Stored records:

───

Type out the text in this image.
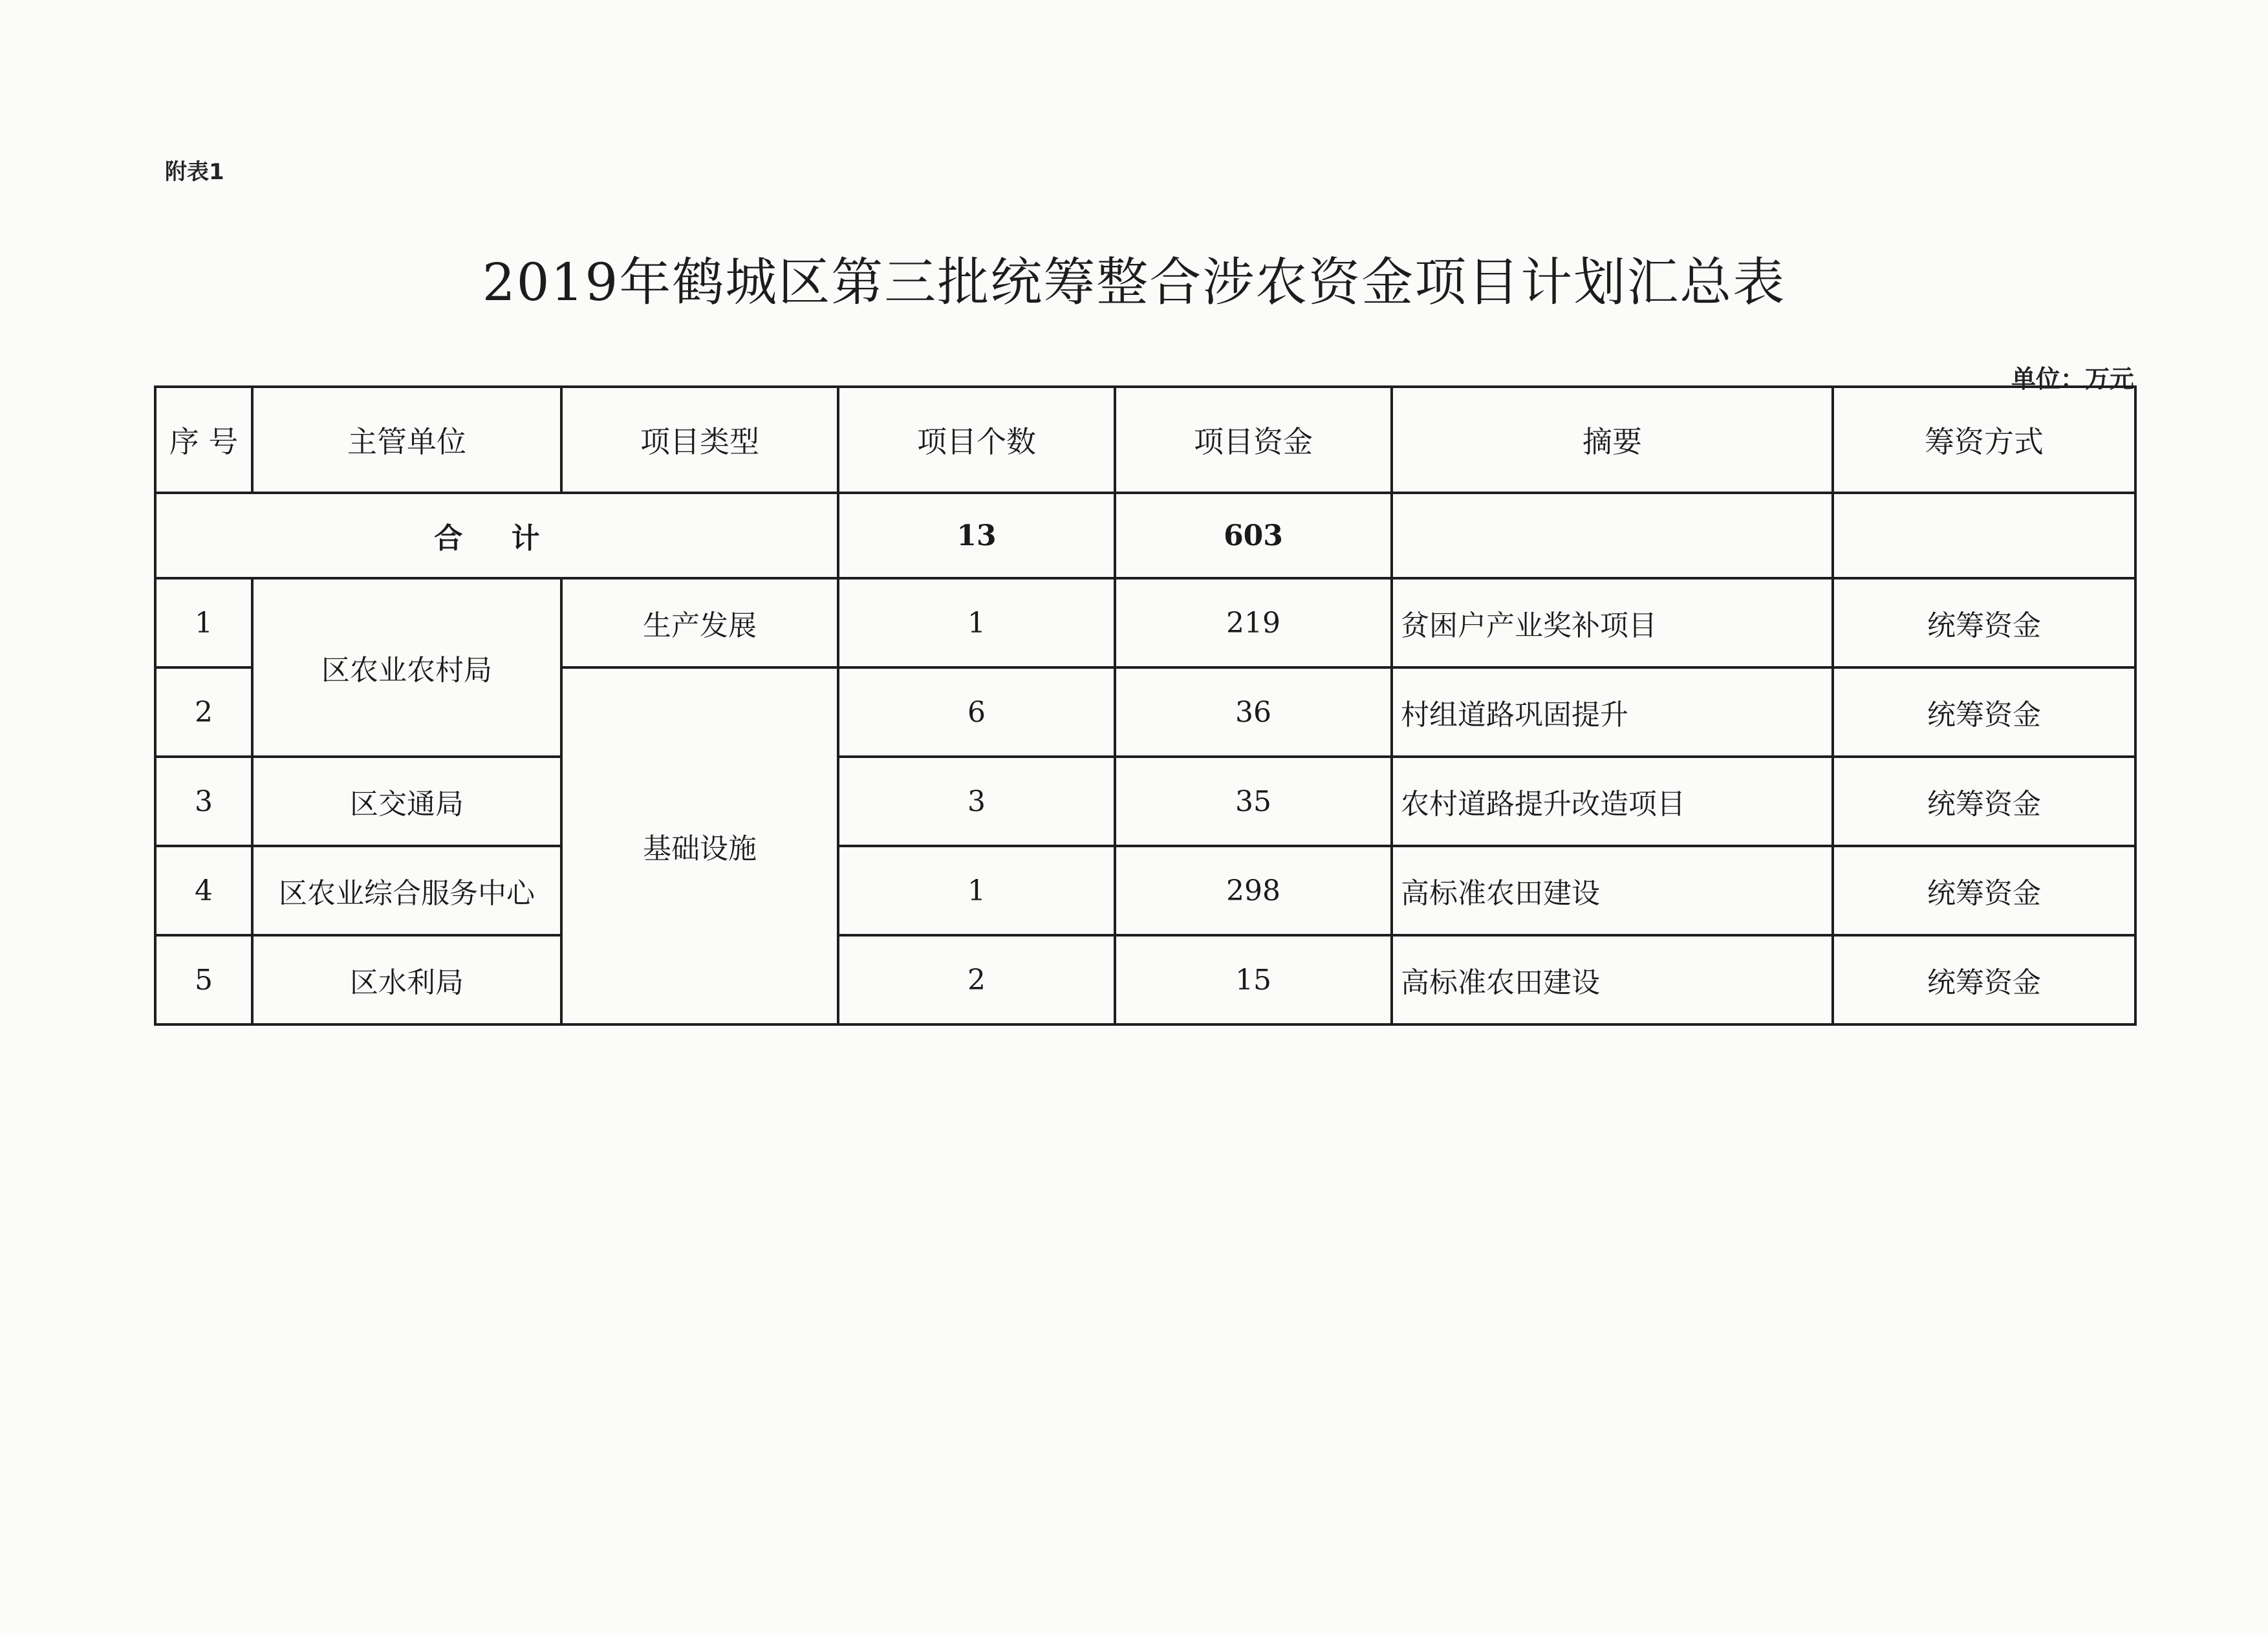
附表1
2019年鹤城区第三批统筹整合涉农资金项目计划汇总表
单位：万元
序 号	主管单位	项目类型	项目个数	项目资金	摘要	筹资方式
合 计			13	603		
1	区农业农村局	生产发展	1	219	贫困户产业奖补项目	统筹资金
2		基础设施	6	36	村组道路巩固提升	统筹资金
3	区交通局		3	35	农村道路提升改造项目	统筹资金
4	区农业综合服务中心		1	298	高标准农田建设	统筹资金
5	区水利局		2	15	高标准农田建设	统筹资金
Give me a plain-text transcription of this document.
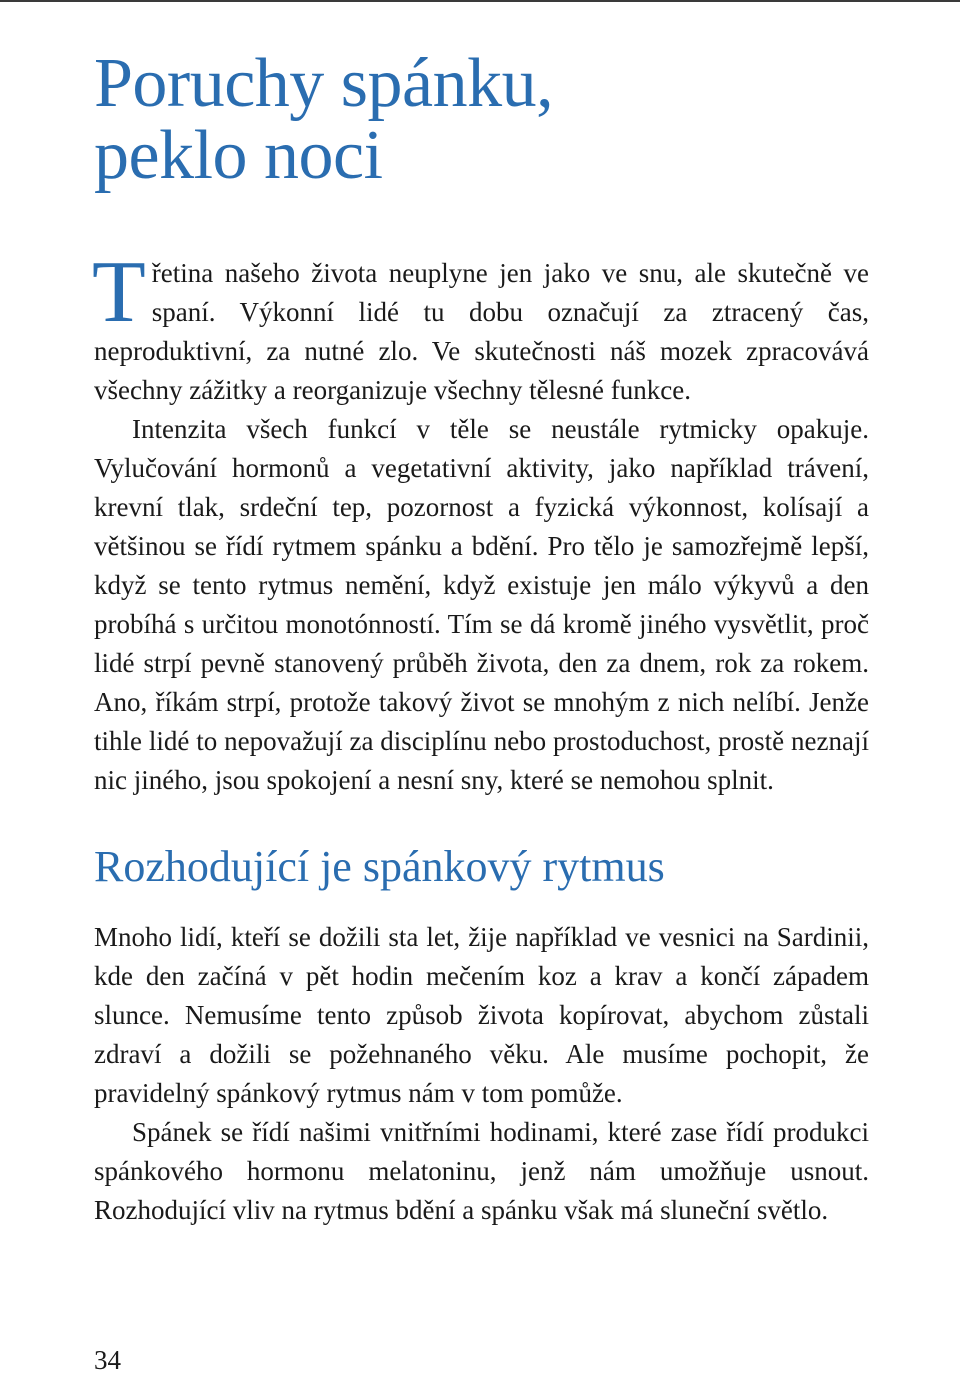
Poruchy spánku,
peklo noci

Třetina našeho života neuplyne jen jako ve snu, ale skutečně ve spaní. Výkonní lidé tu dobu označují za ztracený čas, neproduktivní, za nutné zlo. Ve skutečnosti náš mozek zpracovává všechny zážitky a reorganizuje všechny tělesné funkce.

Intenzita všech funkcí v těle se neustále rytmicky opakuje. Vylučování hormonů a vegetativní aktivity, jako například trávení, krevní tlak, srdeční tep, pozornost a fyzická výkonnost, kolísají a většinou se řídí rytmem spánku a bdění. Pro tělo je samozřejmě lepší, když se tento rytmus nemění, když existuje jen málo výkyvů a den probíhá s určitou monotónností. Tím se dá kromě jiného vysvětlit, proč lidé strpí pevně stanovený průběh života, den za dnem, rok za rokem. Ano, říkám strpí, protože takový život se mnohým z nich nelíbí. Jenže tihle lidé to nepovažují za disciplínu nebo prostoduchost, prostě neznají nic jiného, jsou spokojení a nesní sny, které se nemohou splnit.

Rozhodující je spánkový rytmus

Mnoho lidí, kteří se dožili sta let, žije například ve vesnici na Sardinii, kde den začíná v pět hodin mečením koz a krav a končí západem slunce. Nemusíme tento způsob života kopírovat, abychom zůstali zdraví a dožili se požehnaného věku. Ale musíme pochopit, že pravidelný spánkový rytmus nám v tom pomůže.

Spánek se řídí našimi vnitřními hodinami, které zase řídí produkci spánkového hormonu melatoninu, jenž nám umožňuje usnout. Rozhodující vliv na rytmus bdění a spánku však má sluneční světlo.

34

───

YOUR INSTRUCTIONS:
Copy the listing word for word, excluding its pictures.

EXPECTED ANSWER:
Type out the text in this image.
附表1
2019年鹤城区第三批统筹整合涉农资金项目计划汇总表
单位：万元
序 号	主管单位	项目类型	项目个数	项目资金	摘要	筹资方式
合 计			13	603		
1	区农业农村局	生产发展	1	219	贫困户产业奖补项目	统筹资金
2		基础设施	6	36	村组道路巩固提升	统筹资金
3	区交通局		3	35	农村道路提升改造项目	统筹资金
4	区农业综合服务中心		1	298	高标准农田建设	统筹资金
5	区水利局		2	15	高标准农田建设	统筹资金
Give me a plain-text transcription of this document.
Poruchy spánku,
peklo noci

Třetina našeho života neuplyne jen jako ve snu, ale skutečně ve spaní. Výkonní lidé tu dobu označují za ztracený čas, neproduktivní, za nutné zlo. Ve skutečnosti náš mozek zpracovává všechny zážitky a reorganizuje všechny tělesné funkce.

Intenzita všech funkcí v těle se neustále rytmicky opakuje. Vylučování hormonů a vegetativní aktivity, jako například trávení, krevní tlak, srdeční tep, pozornost a fyzická výkonnost, kolísají a většinou se řídí rytmem spánku a bdění. Pro tělo je samozřejmě lepší, když se tento rytmus nemění, když existuje jen málo výkyvů a den probíhá s určitou monotónností. Tím se dá kromě jiného vysvětlit, proč lidé strpí pevně stanovený průběh života, den za dnem, rok za rokem. Ano, říkám strpí, protože takový život se mnohým z nich nelíbí. Jenže tihle lidé to nepovažují za disciplínu nebo prostoduchost, prostě neznají nic jiného, jsou spokojení a nesní sny, které se nemohou splnit.

Rozhodující je spánkový rytmus

Mnoho lidí, kteří se dožili sta let, žije například ve vesnici na Sardinii, kde den začíná v pět hodin mečením koz a krav a končí západem slunce. Nemusíme tento způsob života kopírovat, abychom zůstali zdraví a dožili se požehnaného věku. Ale musíme pochopit, že pravidelný spánkový rytmus nám v tom pomůže.

Spánek se řídí našimi vnitřními hodinami, které zase řídí produkci spánkového hormonu melatoninu, jenž nám umožňuje usnout. Rozhodující vliv na rytmus bdění a spánku však má sluneční světlo.

34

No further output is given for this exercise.